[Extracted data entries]
• • • • • • •
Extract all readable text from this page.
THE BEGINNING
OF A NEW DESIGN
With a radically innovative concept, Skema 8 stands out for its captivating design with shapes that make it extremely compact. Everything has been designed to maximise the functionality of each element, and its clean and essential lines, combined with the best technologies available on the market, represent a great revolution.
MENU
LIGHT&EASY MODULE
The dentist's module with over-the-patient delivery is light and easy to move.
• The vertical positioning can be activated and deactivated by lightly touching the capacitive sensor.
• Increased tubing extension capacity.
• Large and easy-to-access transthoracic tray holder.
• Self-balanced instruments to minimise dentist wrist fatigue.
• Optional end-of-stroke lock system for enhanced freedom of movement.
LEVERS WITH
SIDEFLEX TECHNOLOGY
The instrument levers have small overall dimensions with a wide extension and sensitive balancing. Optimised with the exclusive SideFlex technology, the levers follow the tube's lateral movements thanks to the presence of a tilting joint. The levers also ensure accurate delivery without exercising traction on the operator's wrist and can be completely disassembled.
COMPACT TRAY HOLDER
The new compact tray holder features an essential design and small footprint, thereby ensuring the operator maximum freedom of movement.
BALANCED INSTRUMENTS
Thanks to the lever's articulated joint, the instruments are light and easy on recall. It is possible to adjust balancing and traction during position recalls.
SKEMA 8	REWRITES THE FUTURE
• • • • • • •
Directions for this task
Return every line of the material exactly.

Correct response
Extract all readable text from this page.
THE BEGINNING
OF A NEW DESIGN
With a radically innovative concept, Skema 8 stands out for its captivating design with shapes that make it extremely compact. Everything has been designed to maximise the functionality of each element, and its clean and essential lines, combined with the best technologies available on the market, represent a great revolution.
MENU
LIGHT&EASY MODULE
The dentist's module with over-the-patient delivery is light and easy to move.
• The vertical positioning can be activated and deactivated by lightly touching the capacitive sensor.
• Increased tubing extension capacity.
• Large and easy-to-access transthoracic tray holder.
• Self-balanced instruments to minimise dentist wrist fatigue.
• Optional end-of-stroke lock system for enhanced freedom of movement.
LEVERS WITH
SIDEFLEX TECHNOLOGY
The instrument levers have small overall dimensions with a wide extension and sensitive balancing. Optimised with the exclusive SideFlex technology, the levers follow the tube's lateral movements thanks to the presence of a tilting joint. The levers also ensure accurate delivery without exercising traction on the operator's wrist and can be completely disassembled.
COMPACT TRAY HOLDER
The new compact tray holder features an essential design and small footprint, thereby ensuring the operator maximum freedom of movement.
BALANCED INSTRUMENTS
Thanks to the lever's articulated joint, the instruments are light and easy on recall. It is possible to adjust balancing and traction during position recalls.
SKEMA 8	REWRITES THE FUTURE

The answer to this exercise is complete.